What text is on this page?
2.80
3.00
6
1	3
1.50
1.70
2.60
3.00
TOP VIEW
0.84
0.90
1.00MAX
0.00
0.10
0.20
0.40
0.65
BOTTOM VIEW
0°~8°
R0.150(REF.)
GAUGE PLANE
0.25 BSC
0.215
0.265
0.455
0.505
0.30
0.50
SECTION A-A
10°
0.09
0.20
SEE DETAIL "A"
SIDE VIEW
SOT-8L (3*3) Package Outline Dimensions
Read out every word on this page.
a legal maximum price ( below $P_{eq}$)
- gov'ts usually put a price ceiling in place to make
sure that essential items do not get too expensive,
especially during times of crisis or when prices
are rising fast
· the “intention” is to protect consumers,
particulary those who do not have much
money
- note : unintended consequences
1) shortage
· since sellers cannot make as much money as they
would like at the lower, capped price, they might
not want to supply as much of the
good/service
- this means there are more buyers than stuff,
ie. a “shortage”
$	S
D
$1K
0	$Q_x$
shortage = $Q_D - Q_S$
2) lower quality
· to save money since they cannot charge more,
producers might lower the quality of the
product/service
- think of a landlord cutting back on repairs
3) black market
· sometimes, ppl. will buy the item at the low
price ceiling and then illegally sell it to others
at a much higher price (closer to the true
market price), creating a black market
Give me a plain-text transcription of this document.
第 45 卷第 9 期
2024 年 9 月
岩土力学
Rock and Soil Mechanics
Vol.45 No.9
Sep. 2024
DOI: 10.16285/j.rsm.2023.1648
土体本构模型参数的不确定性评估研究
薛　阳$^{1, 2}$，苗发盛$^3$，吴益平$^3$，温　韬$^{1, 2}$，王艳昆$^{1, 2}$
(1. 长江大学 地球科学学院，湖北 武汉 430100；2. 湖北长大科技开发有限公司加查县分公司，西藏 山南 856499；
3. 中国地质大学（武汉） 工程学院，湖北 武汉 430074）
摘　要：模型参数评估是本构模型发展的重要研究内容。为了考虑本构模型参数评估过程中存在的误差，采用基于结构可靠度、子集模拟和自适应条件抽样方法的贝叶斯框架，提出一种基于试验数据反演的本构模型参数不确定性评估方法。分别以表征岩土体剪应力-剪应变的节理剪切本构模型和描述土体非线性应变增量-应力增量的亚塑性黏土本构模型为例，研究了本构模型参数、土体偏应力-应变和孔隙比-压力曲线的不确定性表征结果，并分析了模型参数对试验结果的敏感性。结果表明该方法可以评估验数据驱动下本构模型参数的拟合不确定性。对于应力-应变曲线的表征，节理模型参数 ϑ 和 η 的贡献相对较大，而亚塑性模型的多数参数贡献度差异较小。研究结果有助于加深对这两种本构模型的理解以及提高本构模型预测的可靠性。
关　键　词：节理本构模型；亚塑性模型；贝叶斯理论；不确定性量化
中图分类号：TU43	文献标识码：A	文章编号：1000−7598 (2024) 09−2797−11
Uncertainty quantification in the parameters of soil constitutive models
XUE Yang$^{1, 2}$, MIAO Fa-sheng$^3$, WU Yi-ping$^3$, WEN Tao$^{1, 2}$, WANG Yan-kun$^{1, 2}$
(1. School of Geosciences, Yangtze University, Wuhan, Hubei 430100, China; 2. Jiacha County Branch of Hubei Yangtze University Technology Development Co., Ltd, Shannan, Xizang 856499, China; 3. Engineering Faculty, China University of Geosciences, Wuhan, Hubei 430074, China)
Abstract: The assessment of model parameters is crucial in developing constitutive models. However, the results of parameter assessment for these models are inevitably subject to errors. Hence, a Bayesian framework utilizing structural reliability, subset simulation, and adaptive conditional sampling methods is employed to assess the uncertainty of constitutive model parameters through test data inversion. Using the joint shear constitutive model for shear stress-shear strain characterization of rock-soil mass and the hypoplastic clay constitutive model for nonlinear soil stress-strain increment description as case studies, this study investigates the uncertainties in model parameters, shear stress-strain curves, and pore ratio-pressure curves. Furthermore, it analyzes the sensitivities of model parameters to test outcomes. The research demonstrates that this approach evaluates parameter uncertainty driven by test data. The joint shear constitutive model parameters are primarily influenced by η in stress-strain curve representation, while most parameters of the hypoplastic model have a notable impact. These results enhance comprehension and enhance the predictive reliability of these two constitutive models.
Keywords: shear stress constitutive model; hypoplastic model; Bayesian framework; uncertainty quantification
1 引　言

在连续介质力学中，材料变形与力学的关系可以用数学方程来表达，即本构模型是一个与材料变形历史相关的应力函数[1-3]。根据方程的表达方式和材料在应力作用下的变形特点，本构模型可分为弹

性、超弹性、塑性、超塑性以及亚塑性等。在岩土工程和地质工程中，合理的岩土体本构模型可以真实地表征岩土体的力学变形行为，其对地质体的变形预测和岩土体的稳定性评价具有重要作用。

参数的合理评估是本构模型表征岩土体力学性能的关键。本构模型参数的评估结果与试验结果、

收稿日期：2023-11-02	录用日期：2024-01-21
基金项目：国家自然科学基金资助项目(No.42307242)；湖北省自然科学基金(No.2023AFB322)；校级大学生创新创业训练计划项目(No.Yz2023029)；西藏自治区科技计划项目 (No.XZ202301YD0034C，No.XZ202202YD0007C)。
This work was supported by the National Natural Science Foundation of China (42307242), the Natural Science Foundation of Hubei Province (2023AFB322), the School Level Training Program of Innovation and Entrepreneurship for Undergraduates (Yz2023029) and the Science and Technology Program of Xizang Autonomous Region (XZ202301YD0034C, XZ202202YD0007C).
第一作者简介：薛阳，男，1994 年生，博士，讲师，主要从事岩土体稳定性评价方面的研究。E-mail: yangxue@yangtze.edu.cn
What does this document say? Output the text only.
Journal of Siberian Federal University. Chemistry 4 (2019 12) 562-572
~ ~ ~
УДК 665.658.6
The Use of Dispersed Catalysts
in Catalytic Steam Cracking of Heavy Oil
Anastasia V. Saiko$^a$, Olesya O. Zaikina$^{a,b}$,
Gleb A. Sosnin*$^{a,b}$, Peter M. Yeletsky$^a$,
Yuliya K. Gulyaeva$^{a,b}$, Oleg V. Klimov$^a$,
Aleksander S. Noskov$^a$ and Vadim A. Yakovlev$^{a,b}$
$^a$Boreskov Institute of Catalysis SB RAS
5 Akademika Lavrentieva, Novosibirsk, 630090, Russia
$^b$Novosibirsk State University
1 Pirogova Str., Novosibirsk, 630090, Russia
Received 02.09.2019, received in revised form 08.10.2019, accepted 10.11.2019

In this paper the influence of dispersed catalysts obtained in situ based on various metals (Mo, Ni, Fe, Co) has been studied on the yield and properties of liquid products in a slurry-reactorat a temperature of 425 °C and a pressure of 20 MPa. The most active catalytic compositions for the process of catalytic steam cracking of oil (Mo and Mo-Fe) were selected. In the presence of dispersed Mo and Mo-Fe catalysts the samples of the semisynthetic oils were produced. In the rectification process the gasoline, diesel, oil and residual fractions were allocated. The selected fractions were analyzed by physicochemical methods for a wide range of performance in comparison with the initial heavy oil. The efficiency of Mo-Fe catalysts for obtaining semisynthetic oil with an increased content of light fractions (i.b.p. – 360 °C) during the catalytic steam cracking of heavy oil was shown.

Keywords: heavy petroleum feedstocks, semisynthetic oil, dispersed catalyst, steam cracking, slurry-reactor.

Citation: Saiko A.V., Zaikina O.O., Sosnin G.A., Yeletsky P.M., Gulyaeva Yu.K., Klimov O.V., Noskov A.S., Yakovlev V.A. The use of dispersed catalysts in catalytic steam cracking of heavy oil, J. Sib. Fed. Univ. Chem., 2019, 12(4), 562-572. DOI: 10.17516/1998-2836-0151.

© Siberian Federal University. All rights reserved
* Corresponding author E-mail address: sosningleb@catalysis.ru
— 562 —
━━━
▶ [Your goal]: Copy every line of the records above that holds the word "Klimov".

▶ [Response for this exercise]:
Yuliya K. Gulyaeva$^{a,b}$, Oleg V. Klimov$^a$,
Citation: Saiko A.V., Zaikina O.O., Sosnin G.A., Yeletsky P.M., Gulyaeva Yu.K., Klimov O.V., Noskov A.S., Yakovlev V.A. The use of dispersed catalysts in catalytic steam cracking of heavy oil, J. Sib. Fed. Univ. Chem., 2019, 12(4), 562-572. DOI: 10.17516/1998-2836-0151.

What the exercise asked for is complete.